Prompt
Print all of the entries exactly, minus the pictures.
══════════
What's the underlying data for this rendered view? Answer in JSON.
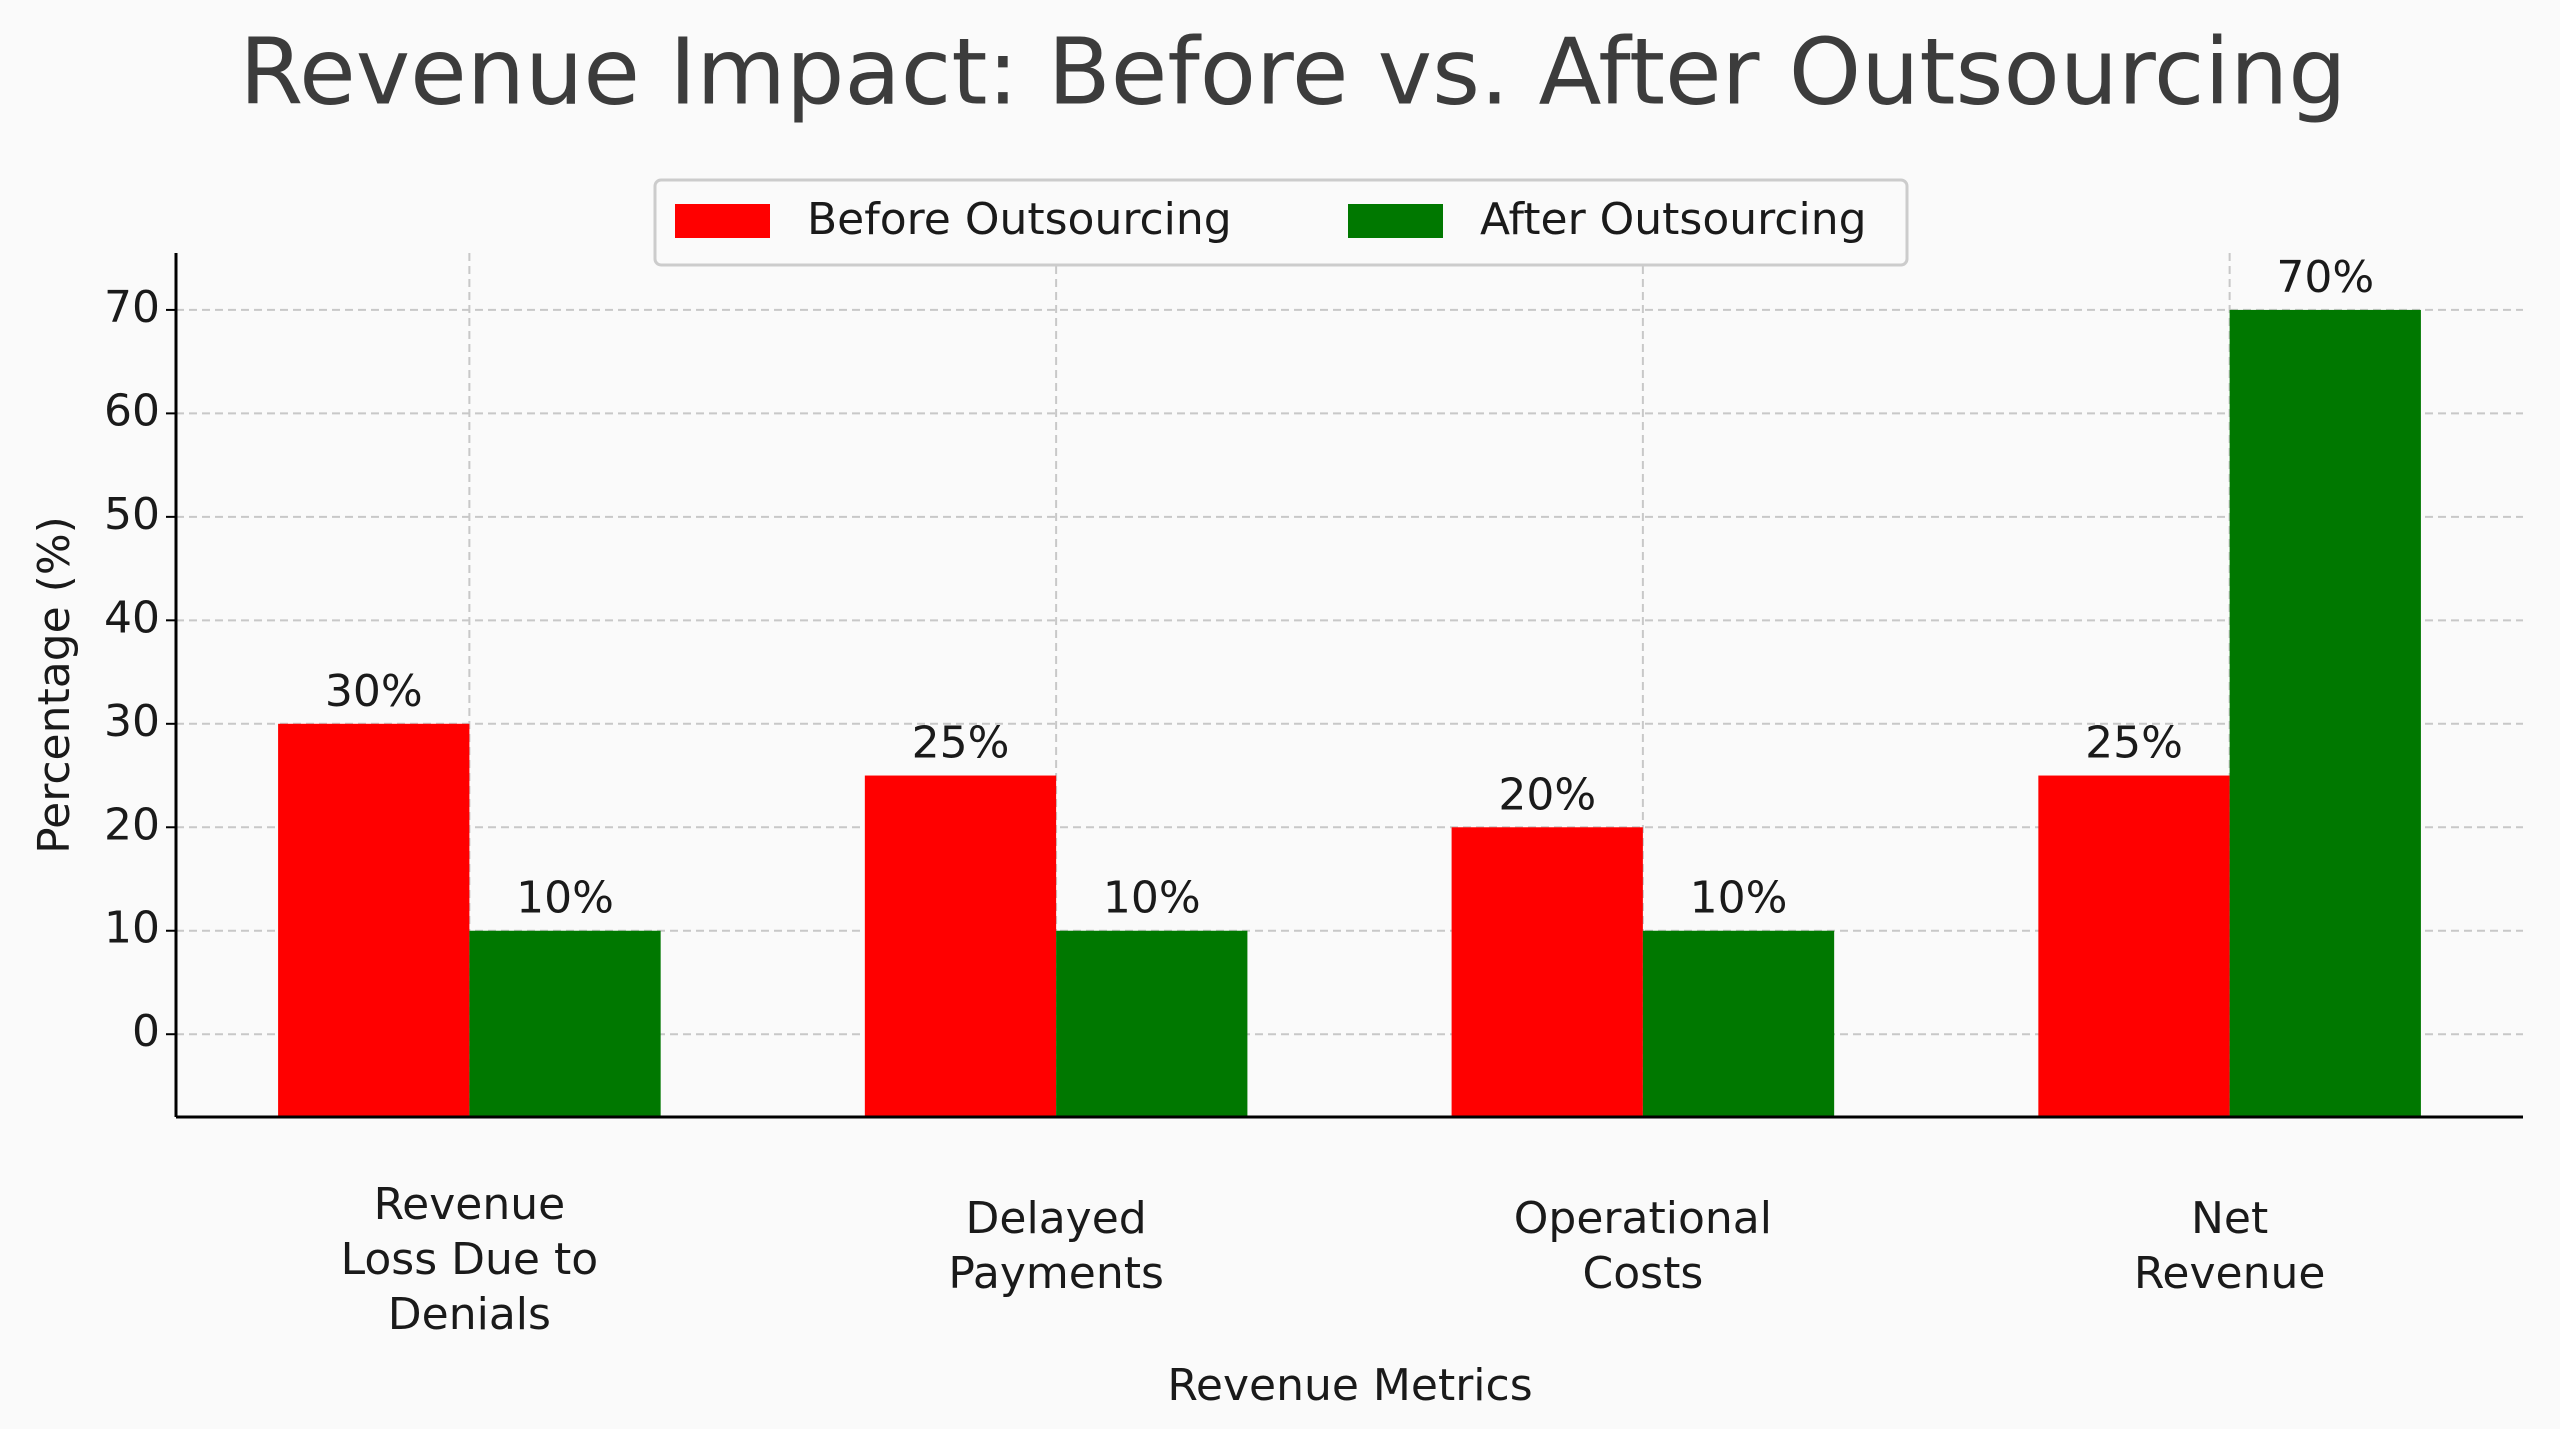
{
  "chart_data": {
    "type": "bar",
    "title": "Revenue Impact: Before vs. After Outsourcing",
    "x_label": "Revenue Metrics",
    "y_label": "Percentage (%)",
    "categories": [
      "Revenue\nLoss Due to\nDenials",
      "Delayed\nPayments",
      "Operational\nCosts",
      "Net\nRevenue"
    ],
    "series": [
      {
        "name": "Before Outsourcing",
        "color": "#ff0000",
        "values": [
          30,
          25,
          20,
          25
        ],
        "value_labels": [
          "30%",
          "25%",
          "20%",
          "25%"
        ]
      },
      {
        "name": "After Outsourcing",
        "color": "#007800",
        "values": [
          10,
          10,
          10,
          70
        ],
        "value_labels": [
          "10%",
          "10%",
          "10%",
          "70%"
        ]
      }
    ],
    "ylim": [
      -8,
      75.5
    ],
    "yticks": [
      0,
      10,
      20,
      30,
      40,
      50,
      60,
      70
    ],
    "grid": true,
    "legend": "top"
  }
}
══════════
Written response
What's the underlying data for this rendered view? Answer in JSON.
{
  "chart_data": {
    "type": "bar",
    "title": "Revenue Impact: Before vs. After Outsourcing",
    "x_label": "Revenue Metrics",
    "y_label": "Percentage (%)",
    "categories": [
      "Revenue\nLoss Due to\nDenials",
      "Delayed\nPayments",
      "Operational\nCosts",
      "Net\nRevenue"
    ],
    "series": [
      {
        "name": "Before Outsourcing",
        "color": "#ff0000",
        "values": [
          30,
          25,
          20,
          25
        ],
        "value_labels": [
          "30%",
          "25%",
          "20%",
          "25%"
        ]
      },
      {
        "name": "After Outsourcing",
        "color": "#007800",
        "values": [
          10,
          10,
          10,
          70
        ],
        "value_labels": [
          "10%",
          "10%",
          "10%",
          "70%"
        ]
      }
    ],
    "ylim": [
      -8,
      75.5
    ],
    "yticks": [
      0,
      10,
      20,
      30,
      40,
      50,
      60,
      70
    ],
    "grid": true,
    "legend": "top"
  }
}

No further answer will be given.